REQUIRED TASK — Search the data for the word "Multi" and copy every line where it occurs.
%%
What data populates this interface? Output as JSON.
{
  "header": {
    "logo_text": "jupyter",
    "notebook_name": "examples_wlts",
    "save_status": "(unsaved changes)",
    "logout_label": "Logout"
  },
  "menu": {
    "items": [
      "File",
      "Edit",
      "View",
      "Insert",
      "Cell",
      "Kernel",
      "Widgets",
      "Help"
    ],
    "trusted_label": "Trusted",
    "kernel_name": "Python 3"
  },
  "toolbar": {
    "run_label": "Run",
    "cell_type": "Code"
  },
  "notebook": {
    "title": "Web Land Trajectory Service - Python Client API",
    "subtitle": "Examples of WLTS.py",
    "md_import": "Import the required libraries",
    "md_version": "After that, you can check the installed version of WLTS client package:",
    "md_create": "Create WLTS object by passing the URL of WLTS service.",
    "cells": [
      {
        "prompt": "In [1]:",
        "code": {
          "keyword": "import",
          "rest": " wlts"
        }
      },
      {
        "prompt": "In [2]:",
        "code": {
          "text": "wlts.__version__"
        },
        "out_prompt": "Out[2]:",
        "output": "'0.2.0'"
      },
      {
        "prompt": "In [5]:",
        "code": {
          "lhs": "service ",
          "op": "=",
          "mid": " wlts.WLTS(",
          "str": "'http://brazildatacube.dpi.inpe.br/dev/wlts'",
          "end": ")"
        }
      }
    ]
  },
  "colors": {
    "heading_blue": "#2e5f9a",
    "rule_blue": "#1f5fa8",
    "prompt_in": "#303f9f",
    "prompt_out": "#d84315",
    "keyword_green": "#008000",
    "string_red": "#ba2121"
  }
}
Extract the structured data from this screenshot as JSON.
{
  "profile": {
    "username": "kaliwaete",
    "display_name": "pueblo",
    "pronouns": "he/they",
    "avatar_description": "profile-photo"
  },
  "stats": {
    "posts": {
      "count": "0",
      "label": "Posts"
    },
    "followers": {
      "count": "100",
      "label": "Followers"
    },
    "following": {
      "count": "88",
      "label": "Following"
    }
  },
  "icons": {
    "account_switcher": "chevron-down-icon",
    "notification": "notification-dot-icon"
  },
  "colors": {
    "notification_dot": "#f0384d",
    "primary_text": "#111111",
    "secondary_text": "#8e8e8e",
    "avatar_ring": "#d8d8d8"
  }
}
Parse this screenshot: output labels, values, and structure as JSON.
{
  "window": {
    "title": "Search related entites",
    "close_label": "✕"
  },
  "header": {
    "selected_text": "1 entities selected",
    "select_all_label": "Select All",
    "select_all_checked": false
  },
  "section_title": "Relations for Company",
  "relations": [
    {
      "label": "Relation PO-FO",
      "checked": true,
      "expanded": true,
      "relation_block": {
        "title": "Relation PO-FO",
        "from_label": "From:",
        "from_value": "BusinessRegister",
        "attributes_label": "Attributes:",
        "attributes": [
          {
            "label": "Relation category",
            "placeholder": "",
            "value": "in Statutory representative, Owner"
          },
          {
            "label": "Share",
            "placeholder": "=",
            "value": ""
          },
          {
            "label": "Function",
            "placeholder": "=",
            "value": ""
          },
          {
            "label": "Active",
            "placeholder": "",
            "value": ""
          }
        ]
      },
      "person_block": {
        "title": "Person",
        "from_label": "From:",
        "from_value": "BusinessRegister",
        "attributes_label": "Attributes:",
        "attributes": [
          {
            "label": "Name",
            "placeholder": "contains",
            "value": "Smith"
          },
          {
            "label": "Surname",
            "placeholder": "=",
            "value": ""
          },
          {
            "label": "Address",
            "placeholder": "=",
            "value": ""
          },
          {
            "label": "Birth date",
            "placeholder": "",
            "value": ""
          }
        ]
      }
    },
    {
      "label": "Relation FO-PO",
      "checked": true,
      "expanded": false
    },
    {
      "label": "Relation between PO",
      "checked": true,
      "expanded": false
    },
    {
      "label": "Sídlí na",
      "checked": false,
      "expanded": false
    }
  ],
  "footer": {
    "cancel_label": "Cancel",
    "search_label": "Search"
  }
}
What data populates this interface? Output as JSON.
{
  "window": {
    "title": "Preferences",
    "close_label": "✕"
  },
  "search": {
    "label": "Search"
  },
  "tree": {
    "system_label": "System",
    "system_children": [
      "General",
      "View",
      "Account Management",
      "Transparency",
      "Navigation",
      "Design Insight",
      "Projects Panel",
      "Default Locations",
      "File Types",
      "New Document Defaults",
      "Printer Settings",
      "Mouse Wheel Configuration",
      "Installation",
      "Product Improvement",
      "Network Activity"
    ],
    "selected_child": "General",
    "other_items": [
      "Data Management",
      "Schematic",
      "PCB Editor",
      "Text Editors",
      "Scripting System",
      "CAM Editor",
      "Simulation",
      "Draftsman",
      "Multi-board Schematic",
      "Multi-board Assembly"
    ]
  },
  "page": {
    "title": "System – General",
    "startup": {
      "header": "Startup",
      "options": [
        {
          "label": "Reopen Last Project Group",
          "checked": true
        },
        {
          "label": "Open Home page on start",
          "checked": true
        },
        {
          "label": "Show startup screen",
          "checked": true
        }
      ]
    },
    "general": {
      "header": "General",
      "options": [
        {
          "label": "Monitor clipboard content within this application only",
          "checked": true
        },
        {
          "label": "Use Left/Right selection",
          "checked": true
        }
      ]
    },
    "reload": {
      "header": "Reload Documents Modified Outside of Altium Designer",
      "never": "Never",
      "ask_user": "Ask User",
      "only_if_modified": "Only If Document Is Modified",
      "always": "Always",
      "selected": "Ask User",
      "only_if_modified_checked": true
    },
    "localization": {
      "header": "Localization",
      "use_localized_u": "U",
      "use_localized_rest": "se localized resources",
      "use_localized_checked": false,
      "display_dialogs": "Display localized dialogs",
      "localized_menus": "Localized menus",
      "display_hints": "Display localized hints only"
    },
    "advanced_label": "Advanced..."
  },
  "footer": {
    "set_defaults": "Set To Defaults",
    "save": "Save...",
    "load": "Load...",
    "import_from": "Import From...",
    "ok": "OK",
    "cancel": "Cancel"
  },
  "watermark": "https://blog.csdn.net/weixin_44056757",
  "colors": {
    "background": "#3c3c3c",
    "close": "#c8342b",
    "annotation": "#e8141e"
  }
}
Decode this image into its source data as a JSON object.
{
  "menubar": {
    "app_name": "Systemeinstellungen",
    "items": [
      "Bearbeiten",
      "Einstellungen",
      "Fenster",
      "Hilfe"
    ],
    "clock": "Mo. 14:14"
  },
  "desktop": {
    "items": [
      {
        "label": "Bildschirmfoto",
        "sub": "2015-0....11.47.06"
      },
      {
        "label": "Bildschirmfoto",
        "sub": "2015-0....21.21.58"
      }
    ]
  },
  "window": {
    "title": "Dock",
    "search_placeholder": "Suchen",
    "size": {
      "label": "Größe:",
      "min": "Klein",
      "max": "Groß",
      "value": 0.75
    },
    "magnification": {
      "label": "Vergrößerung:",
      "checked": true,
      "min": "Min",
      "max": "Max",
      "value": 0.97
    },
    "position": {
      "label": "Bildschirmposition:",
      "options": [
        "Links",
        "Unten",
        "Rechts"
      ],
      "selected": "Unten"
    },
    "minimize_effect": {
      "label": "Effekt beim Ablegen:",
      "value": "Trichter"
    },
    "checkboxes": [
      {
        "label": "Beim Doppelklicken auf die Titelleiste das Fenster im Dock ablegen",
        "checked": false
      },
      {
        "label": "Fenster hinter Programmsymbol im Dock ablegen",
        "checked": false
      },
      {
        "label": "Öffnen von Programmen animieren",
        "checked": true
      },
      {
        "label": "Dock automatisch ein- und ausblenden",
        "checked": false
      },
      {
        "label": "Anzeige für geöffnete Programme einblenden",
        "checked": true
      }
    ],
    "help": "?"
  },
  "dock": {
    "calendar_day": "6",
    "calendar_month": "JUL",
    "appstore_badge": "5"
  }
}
%%
COMPLETE RESPONSE —
      "Multi-board Schematic",
      "Multi-board Assembly"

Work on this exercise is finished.